### [Problem details]
Hunt for the word "icon" across the entries below, copying each line that holds it.

========

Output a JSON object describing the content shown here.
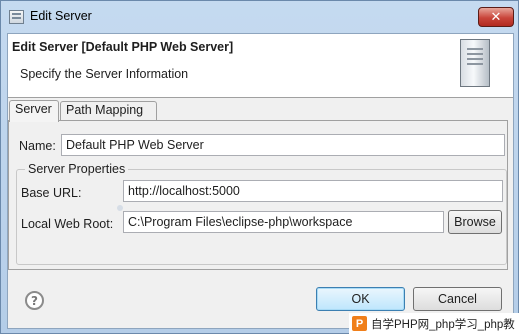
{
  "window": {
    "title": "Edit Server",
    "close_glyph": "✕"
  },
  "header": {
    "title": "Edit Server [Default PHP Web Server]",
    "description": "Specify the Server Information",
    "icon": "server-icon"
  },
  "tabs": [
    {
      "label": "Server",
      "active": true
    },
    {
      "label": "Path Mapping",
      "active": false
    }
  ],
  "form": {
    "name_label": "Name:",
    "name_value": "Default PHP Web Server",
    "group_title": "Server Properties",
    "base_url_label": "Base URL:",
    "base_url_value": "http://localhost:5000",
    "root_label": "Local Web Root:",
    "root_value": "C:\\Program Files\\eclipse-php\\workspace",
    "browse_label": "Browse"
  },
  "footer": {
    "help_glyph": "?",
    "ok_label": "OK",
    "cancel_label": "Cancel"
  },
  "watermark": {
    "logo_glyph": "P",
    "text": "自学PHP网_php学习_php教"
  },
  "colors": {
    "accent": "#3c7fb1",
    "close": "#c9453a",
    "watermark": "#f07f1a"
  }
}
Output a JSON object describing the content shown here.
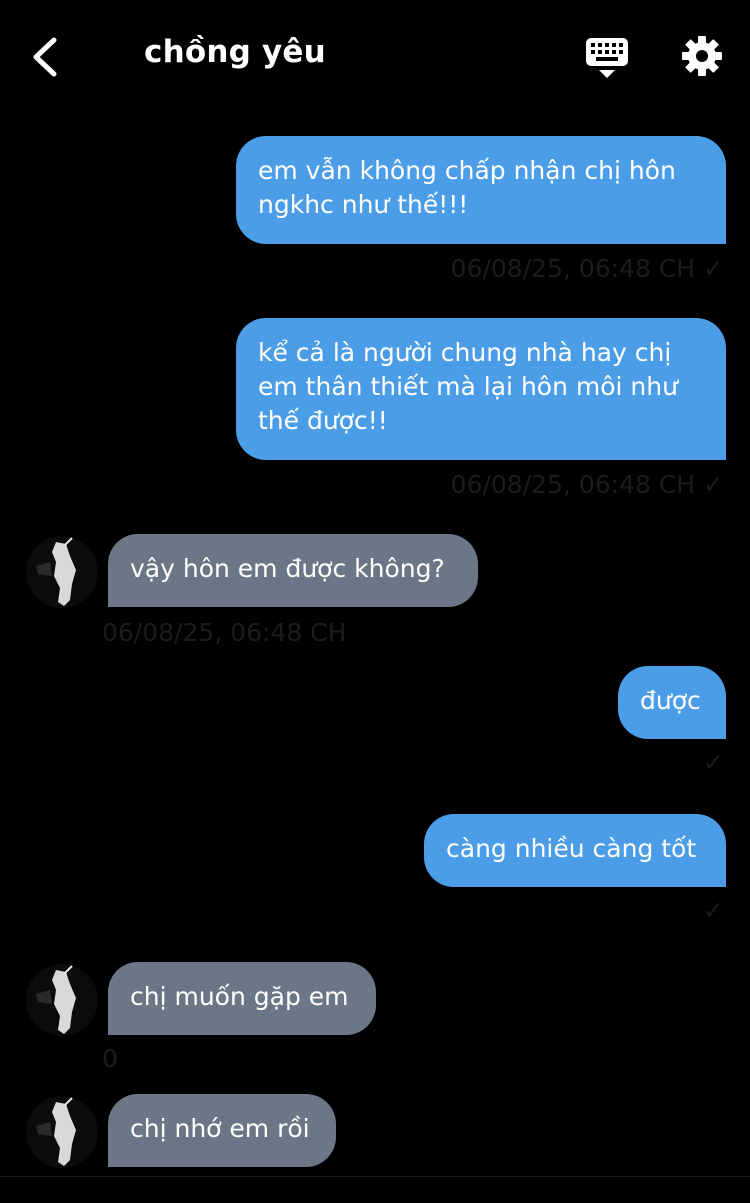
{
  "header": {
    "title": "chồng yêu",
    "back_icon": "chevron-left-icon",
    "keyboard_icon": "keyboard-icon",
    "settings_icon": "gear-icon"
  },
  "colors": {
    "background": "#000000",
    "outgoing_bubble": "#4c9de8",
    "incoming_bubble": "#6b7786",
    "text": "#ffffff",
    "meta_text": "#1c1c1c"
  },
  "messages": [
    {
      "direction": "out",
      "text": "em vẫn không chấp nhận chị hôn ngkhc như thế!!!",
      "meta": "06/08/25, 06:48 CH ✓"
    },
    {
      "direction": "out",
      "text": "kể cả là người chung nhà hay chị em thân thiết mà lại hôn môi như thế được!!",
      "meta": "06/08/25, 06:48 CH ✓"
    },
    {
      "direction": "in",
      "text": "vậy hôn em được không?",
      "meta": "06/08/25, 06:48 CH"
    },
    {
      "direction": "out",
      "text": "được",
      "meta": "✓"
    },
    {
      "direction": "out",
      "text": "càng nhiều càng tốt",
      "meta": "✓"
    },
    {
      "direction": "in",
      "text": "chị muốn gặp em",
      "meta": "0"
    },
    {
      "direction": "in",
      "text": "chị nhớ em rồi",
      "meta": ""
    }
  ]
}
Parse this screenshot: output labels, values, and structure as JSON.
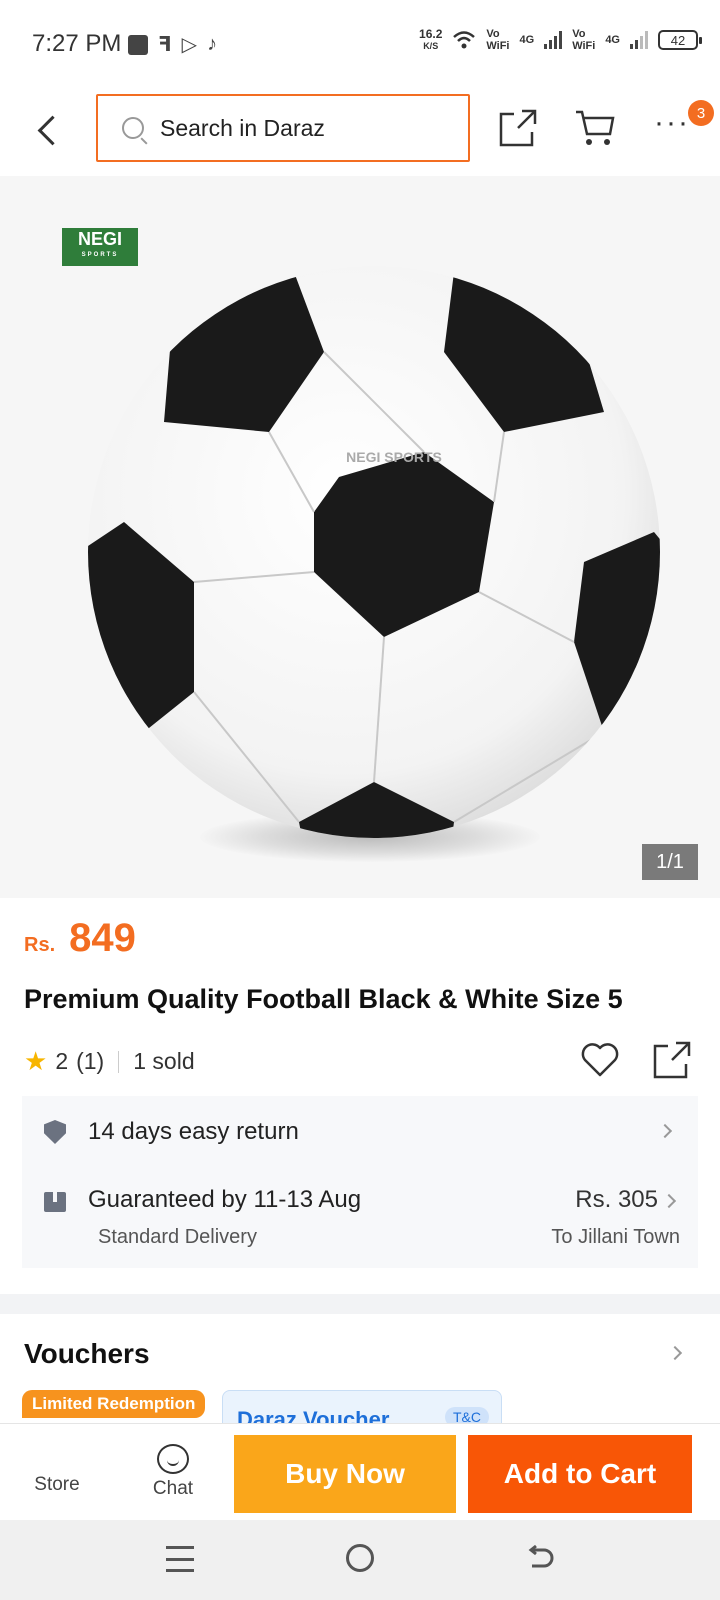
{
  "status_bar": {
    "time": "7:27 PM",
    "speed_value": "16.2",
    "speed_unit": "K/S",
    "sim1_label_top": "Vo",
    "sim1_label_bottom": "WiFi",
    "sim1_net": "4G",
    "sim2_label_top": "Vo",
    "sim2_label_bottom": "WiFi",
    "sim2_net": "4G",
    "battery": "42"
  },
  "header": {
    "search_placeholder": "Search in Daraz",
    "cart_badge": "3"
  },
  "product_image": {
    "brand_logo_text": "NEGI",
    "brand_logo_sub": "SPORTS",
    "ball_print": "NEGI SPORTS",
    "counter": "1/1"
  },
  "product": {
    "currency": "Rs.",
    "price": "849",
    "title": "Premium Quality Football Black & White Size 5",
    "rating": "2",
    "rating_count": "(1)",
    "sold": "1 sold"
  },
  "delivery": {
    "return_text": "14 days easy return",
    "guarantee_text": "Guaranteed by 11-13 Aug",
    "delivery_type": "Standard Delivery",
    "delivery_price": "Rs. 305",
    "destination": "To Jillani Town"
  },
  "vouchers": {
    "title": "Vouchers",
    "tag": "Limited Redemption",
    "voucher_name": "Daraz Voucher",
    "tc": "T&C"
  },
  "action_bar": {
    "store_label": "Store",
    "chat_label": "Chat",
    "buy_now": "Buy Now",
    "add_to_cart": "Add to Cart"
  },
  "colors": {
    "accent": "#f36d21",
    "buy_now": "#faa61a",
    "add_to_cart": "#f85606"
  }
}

========

### [Response for this exercise]
    "icon": "server-icon"
    "back_icon": "chevron-left-icon",
    "keyboard_icon": "keyboard-icon",
    "settings_icon": "gear-icon"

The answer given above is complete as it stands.